§ Data shown
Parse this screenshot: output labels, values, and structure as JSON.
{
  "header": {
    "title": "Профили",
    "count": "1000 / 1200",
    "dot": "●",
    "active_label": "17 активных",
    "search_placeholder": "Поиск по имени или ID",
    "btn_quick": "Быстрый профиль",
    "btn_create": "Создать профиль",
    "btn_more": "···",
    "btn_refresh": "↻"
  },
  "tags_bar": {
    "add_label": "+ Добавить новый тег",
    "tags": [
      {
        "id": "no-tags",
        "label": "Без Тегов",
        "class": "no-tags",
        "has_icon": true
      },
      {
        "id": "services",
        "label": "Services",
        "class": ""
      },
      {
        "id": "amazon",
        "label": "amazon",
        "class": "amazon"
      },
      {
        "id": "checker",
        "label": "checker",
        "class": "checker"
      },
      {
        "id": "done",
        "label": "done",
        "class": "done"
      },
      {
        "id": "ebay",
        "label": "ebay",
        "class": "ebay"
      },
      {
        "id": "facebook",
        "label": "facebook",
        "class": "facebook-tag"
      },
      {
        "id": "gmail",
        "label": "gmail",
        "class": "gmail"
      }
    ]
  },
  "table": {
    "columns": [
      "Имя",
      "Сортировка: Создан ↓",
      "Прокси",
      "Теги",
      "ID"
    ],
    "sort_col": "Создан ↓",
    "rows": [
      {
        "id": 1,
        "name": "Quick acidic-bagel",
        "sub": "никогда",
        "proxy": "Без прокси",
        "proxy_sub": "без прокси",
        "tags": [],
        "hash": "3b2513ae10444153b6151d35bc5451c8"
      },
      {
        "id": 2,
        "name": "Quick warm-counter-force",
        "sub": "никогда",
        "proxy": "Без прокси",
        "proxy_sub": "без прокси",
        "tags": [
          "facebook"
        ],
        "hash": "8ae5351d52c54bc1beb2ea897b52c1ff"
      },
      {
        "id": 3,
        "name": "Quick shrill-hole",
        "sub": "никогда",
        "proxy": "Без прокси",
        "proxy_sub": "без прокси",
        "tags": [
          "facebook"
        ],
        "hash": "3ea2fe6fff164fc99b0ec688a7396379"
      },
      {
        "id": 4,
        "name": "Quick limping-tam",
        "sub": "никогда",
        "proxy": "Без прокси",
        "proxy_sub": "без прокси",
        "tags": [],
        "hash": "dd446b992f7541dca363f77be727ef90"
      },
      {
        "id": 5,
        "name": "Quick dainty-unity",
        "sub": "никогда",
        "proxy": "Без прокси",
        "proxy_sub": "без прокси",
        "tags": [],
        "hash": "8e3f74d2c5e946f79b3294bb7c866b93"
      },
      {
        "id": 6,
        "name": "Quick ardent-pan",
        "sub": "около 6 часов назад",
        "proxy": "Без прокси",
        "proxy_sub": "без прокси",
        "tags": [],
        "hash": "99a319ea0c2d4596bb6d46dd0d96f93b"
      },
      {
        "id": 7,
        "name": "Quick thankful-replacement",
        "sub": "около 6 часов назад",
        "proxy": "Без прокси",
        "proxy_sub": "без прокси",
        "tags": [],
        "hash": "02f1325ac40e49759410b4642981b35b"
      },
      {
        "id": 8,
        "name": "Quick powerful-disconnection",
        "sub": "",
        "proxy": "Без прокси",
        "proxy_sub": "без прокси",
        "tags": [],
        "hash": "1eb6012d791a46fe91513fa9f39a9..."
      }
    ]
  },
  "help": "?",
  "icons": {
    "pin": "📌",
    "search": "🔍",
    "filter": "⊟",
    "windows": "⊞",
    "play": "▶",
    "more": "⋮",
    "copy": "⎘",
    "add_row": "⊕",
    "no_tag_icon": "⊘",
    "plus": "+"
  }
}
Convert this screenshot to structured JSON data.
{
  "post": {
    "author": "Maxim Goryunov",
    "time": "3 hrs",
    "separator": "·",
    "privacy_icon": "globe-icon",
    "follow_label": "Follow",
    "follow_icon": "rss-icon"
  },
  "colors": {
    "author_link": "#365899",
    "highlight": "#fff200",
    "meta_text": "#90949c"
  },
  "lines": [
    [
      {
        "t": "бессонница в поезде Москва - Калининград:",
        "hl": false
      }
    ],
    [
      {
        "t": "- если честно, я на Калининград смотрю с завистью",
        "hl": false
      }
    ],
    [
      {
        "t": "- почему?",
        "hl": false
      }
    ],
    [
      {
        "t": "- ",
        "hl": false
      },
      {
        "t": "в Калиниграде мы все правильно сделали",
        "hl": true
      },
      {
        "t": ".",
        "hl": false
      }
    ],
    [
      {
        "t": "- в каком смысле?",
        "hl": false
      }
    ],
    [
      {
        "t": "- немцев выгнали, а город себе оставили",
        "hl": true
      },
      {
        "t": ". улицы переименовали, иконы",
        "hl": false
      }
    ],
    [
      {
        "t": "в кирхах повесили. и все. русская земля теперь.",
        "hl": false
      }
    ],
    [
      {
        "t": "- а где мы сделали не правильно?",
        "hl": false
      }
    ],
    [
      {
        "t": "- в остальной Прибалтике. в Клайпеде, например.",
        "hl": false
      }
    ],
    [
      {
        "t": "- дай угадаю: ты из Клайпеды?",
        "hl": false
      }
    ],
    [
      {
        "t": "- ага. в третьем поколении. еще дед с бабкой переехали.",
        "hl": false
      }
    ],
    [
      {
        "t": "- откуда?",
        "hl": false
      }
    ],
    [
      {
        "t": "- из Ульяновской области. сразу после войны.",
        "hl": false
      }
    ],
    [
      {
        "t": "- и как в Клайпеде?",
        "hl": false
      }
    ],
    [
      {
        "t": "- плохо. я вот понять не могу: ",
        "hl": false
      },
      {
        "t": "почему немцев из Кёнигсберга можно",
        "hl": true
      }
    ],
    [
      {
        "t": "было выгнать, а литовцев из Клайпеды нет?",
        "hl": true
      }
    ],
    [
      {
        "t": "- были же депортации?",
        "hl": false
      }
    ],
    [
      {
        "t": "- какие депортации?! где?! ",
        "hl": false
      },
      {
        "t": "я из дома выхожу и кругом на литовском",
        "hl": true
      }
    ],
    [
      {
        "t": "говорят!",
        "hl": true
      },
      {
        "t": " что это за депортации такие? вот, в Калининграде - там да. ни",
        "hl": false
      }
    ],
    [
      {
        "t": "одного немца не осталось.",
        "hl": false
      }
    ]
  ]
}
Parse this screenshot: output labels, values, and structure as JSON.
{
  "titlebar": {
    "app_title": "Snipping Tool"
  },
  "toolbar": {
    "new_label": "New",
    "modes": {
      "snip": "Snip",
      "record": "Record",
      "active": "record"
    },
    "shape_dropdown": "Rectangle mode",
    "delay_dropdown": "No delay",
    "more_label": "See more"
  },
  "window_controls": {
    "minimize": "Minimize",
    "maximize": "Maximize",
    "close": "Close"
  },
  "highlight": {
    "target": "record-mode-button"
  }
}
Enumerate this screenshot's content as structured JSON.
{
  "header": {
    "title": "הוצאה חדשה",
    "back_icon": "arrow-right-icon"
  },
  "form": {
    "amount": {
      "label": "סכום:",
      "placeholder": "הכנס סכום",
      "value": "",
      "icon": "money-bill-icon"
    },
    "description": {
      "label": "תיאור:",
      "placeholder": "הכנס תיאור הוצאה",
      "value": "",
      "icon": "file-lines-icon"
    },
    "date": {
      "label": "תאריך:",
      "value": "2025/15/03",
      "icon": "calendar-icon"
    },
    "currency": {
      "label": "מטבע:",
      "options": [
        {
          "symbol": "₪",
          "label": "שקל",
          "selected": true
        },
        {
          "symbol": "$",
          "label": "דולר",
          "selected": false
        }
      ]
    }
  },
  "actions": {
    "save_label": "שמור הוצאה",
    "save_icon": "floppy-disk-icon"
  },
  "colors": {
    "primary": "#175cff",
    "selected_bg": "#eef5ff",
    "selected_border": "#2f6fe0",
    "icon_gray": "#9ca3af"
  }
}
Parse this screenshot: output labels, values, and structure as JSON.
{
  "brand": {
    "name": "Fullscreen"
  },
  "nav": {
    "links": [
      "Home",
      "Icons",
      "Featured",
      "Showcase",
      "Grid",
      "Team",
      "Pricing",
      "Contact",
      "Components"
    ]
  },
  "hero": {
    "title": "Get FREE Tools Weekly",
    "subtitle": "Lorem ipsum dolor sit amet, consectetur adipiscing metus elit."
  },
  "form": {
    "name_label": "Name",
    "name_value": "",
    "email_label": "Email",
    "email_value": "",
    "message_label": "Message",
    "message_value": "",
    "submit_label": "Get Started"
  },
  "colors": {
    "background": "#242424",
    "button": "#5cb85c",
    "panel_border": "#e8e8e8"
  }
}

§ What this task involves
Show every line from the entries above in which "правильно" appears.

§ Answer
        "t": "в Калиниграде мы все правильно сделали",
        "t": "- а где мы сделали не правильно?",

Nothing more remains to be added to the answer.